### RECORDS SUPPLIED

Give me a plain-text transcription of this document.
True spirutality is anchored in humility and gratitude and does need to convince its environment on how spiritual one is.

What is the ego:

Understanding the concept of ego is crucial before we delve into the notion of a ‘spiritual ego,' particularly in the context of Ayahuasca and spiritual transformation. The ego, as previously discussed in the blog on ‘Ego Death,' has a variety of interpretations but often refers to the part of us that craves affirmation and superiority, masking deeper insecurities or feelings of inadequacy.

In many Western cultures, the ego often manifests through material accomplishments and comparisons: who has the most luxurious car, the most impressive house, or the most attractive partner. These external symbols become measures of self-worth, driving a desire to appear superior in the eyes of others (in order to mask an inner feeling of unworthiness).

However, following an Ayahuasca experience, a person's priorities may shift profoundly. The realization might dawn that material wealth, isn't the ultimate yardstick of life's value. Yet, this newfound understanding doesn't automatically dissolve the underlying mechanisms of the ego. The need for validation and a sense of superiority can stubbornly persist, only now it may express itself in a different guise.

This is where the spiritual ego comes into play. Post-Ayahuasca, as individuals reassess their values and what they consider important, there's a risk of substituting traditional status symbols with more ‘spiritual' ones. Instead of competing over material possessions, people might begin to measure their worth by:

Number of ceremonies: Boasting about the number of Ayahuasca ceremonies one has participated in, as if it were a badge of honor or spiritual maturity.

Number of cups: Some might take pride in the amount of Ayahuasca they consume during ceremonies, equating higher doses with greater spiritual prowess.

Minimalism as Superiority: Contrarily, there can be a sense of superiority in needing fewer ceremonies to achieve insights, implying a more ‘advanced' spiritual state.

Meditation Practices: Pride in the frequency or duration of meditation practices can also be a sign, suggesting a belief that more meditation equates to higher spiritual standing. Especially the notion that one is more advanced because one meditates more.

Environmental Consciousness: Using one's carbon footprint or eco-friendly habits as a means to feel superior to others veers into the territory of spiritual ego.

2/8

######

YOUR TASK: Extract every line from the records above that contains the word "often".

SOLUTION TO THIS TASK:
Understanding the concept of ego is crucial before we delve into the notion of a ‘spiritual ego,' particularly in the context of Ayahuasca and spiritual transformation. The ego, as previously discussed in the blog on ‘Ego Death,' has a variety of interpretations but often refers to the part of us that craves affirmation and superiority, masking deeper insecurities or feelings of inadequacy.
In many Western cultures, the ego often manifests through material accomplishments and comparisons: who has the most luxurious car, the most impressive house, or the most attractive partner. These external symbols become measures of self-worth, driving a desire to appear superior in the eyes of others (in order to mask an inner feeling of unworthiness).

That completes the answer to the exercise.